| Problem to work on |
Transcribe the full listing below exactly.
═══ Information given
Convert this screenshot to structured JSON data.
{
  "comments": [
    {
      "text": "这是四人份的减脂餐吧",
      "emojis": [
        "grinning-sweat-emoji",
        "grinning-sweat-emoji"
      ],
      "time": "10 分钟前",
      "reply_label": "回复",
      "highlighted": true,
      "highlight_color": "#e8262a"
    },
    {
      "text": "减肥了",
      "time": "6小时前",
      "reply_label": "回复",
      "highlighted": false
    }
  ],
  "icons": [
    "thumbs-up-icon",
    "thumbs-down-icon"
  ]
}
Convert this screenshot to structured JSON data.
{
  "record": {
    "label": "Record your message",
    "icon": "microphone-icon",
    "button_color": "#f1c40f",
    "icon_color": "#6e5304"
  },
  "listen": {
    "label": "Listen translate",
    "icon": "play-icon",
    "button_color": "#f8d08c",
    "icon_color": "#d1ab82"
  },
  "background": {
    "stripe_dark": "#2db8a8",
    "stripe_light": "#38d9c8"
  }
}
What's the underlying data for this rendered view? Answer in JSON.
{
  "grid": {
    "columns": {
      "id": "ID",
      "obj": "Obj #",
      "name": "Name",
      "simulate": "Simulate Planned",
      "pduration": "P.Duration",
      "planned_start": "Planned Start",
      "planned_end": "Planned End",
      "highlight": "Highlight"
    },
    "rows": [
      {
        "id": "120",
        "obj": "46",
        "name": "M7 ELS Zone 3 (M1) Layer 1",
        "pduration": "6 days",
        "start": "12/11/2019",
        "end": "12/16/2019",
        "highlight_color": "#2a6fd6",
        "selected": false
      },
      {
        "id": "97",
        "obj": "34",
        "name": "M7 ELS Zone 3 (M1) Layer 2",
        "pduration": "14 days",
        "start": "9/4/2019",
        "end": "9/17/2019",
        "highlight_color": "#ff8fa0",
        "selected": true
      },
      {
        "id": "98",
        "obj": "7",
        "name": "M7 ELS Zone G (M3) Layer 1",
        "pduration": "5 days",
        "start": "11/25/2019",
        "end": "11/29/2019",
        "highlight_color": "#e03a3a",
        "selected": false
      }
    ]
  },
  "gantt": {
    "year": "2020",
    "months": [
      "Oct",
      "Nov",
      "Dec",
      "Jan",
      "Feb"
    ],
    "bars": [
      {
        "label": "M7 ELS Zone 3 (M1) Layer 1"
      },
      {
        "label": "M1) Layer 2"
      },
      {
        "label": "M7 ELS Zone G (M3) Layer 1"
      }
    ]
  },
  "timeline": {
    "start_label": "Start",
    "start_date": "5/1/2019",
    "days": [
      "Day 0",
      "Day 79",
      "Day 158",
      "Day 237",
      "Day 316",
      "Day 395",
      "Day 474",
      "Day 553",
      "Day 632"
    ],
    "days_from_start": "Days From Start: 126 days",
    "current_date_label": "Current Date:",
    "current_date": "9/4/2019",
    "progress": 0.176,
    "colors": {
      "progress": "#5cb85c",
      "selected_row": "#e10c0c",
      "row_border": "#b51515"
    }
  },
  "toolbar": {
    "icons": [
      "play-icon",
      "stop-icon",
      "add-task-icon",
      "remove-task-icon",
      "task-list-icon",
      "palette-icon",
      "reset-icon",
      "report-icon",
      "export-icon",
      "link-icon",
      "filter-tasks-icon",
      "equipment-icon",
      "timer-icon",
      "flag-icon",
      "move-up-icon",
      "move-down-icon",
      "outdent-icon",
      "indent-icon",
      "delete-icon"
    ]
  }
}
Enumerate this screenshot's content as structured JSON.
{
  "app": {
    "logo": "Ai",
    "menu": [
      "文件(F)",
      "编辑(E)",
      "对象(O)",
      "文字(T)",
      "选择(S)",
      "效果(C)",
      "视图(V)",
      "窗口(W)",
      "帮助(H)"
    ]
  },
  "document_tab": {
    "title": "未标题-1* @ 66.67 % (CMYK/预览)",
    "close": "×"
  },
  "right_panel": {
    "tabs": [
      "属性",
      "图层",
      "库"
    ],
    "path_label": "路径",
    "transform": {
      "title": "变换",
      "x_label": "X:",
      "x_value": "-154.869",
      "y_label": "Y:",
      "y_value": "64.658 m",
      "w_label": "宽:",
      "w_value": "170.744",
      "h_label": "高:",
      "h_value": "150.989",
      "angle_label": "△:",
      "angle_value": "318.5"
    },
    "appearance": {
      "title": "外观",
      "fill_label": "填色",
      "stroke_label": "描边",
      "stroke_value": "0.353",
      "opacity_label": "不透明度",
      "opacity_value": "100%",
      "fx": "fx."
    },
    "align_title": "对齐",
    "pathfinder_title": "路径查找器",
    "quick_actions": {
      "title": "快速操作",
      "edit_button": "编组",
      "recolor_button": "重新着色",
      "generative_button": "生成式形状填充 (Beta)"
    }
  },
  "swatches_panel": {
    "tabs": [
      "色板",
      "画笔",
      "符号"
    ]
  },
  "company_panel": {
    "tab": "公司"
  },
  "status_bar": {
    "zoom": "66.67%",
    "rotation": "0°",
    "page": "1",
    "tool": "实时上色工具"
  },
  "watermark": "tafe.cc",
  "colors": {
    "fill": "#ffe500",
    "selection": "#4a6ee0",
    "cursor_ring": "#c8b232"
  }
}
══════
| Output of the task |
Convert this screenshot to structured JSON data.
{
  "comments": [
    {
      "text": "这是四人份的减脂餐吧",
      "emojis": [
        "grinning-sweat-emoji",
        "grinning-sweat-emoji"
      ],
      "time": "10 分钟前",
      "reply_label": "回复",
      "highlighted": true,
      "highlight_color": "#e8262a"
    },
    {
      "text": "减肥了",
      "time": "6小时前",
      "reply_label": "回复",
      "highlighted": false
    }
  ],
  "icons": [
    "thumbs-up-icon",
    "thumbs-down-icon"
  ]
}
Convert this screenshot to structured JSON data.
{
  "record": {
    "label": "Record your message",
    "icon": "microphone-icon",
    "button_color": "#f1c40f",
    "icon_color": "#6e5304"
  },
  "listen": {
    "label": "Listen translate",
    "icon": "play-icon",
    "button_color": "#f8d08c",
    "icon_color": "#d1ab82"
  },
  "background": {
    "stripe_dark": "#2db8a8",
    "stripe_light": "#38d9c8"
  }
}
What's the underlying data for this rendered view? Answer in JSON.
{
  "grid": {
    "columns": {
      "id": "ID",
      "obj": "Obj #",
      "name": "Name",
      "simulate": "Simulate Planned",
      "pduration": "P.Duration",
      "planned_start": "Planned Start",
      "planned_end": "Planned End",
      "highlight": "Highlight"
    },
    "rows": [
      {
        "id": "120",
        "obj": "46",
        "name": "M7 ELS Zone 3 (M1) Layer 1",
        "pduration": "6 days",
        "start": "12/11/2019",
        "end": "12/16/2019",
        "highlight_color": "#2a6fd6",
        "selected": false
      },
      {
        "id": "97",
        "obj": "34",
        "name": "M7 ELS Zone 3 (M1) Layer 2",
        "pduration": "14 days",
        "start": "9/4/2019",
        "end": "9/17/2019",
        "highlight_color": "#ff8fa0",
        "selected": true
      },
      {
        "id": "98",
        "obj": "7",
        "name": "M7 ELS Zone G (M3) Layer 1",
        "pduration": "5 days",
        "start": "11/25/2019",
        "end": "11/29/2019",
        "highlight_color": "#e03a3a",
        "selected": false
      }
    ]
  },
  "gantt": {
    "year": "2020",
    "months": [
      "Oct",
      "Nov",
      "Dec",
      "Jan",
      "Feb"
    ],
    "bars": [
      {
        "label": "M7 ELS Zone 3 (M1) Layer 1"
      },
      {
        "label": "M1) Layer 2"
      },
      {
        "label": "M7 ELS Zone G (M3) Layer 1"
      }
    ]
  },
  "timeline": {
    "start_label": "Start",
    "start_date": "5/1/2019",
    "days": [
      "Day 0",
      "Day 79",
      "Day 158",
      "Day 237",
      "Day 316",
      "Day 395",
      "Day 474",
      "Day 553",
      "Day 632"
    ],
    "days_from_start": "Days From Start: 126 days",
    "current_date_label": "Current Date:",
    "current_date": "9/4/2019",
    "progress": 0.176,
    "colors": {
      "progress": "#5cb85c",
      "selected_row": "#e10c0c",
      "row_border": "#b51515"
    }
  },
  "toolbar": {
    "icons": [
      "play-icon",
      "stop-icon",
      "add-task-icon",
      "remove-task-icon",
      "task-list-icon",
      "palette-icon",
      "reset-icon",
      "report-icon",
      "export-icon",
      "link-icon",
      "filter-tasks-icon",
      "equipment-icon",
      "timer-icon",
      "flag-icon",
      "move-up-icon",
      "move-down-icon",
      "outdent-icon",
      "indent-icon",
      "delete-icon"
    ]
  }
}
Enumerate this screenshot's content as structured JSON.
{
  "app": {
    "logo": "Ai",
    "menu": [
      "文件(F)",
      "编辑(E)",
      "对象(O)",
      "文字(T)",
      "选择(S)",
      "效果(C)",
      "视图(V)",
      "窗口(W)",
      "帮助(H)"
    ]
  },
  "document_tab": {
    "title": "未标题-1* @ 66.67 % (CMYK/预览)",
    "close": "×"
  },
  "right_panel": {
    "tabs": [
      "属性",
      "图层",
      "库"
    ],
    "path_label": "路径",
    "transform": {
      "title": "变换",
      "x_label": "X:",
      "x_value": "-154.869",
      "y_label": "Y:",
      "y_value": "64.658 m",
      "w_label": "宽:",
      "w_value": "170.744",
      "h_label": "高:",
      "h_value": "150.989",
      "angle_label": "△:",
      "angle_value": "318.5"
    },
    "appearance": {
      "title": "外观",
      "fill_label": "填色",
      "stroke_label": "描边",
      "stroke_value": "0.353",
      "opacity_label": "不透明度",
      "opacity_value": "100%",
      "fx": "fx."
    },
    "align_title": "对齐",
    "pathfinder_title": "路径查找器",
    "quick_actions": {
      "title": "快速操作",
      "edit_button": "编组",
      "recolor_button": "重新着色",
      "generative_button": "生成式形状填充 (Beta)"
    }
  },
  "swatches_panel": {
    "tabs": [
      "色板",
      "画笔",
      "符号"
    ]
  },
  "company_panel": {
    "tab": "公司"
  },
  "status_bar": {
    "zoom": "66.67%",
    "rotation": "0°",
    "page": "1",
    "tool": "实时上色工具"
  },
  "watermark": "tafe.cc",
  "colors": {
    "fill": "#ffe500",
    "selection": "#4a6ee0",
    "cursor_ring": "#c8b232"
  }
}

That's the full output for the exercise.